- EXERCISE
Write out the full listing exactly as given, minus the images.

A block of data
-- Begin --

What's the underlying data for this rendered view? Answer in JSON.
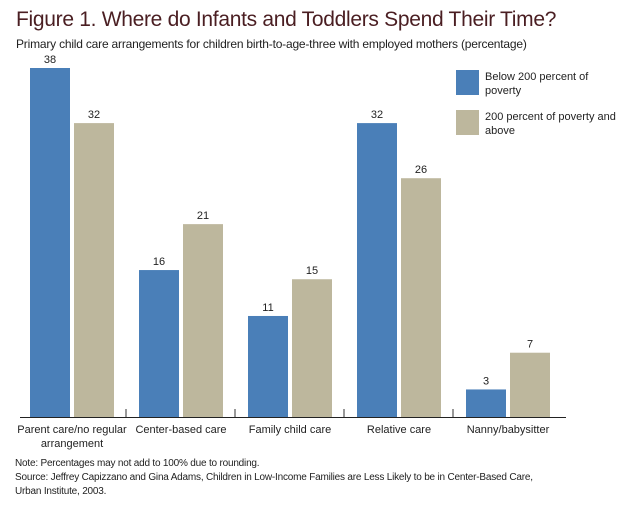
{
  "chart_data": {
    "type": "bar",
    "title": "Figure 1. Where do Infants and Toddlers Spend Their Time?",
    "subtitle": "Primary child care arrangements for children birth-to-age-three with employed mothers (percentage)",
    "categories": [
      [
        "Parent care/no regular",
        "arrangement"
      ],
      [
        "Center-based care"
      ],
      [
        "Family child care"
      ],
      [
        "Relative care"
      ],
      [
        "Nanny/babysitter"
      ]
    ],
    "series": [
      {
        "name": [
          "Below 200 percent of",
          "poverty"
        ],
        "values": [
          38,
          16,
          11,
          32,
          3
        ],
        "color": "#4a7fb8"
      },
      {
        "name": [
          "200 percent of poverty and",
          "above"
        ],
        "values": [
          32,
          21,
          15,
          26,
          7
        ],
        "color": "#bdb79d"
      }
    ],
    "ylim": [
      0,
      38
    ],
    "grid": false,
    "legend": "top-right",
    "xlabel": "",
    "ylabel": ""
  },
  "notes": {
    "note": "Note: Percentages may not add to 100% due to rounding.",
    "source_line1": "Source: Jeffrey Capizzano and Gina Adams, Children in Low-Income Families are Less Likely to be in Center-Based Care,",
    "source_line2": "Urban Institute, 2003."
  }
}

-- End --

- ANSWER TO THE PROBLEM
What's the underlying data for this rendered view? Answer in JSON.
{
  "chart_data": {
    "type": "bar",
    "title": "Figure 1. Where do Infants and Toddlers Spend Their Time?",
    "subtitle": "Primary child care arrangements for children birth-to-age-three with employed mothers (percentage)",
    "categories": [
      [
        "Parent care/no regular",
        "arrangement"
      ],
      [
        "Center-based care"
      ],
      [
        "Family child care"
      ],
      [
        "Relative care"
      ],
      [
        "Nanny/babysitter"
      ]
    ],
    "series": [
      {
        "name": [
          "Below 200 percent of",
          "poverty"
        ],
        "values": [
          38,
          16,
          11,
          32,
          3
        ],
        "color": "#4a7fb8"
      },
      {
        "name": [
          "200 percent of poverty and",
          "above"
        ],
        "values": [
          32,
          21,
          15,
          26,
          7
        ],
        "color": "#bdb79d"
      }
    ],
    "ylim": [
      0,
      38
    ],
    "grid": false,
    "legend": "top-right",
    "xlabel": "",
    "ylabel": ""
  },
  "notes": {
    "note": "Note: Percentages may not add to 100% due to rounding.",
    "source_line1": "Source: Jeffrey Capizzano and Gina Adams, Children in Low-Income Families are Less Likely to be in Center-Based Care,",
    "source_line2": "Urban Institute, 2003."
  }
}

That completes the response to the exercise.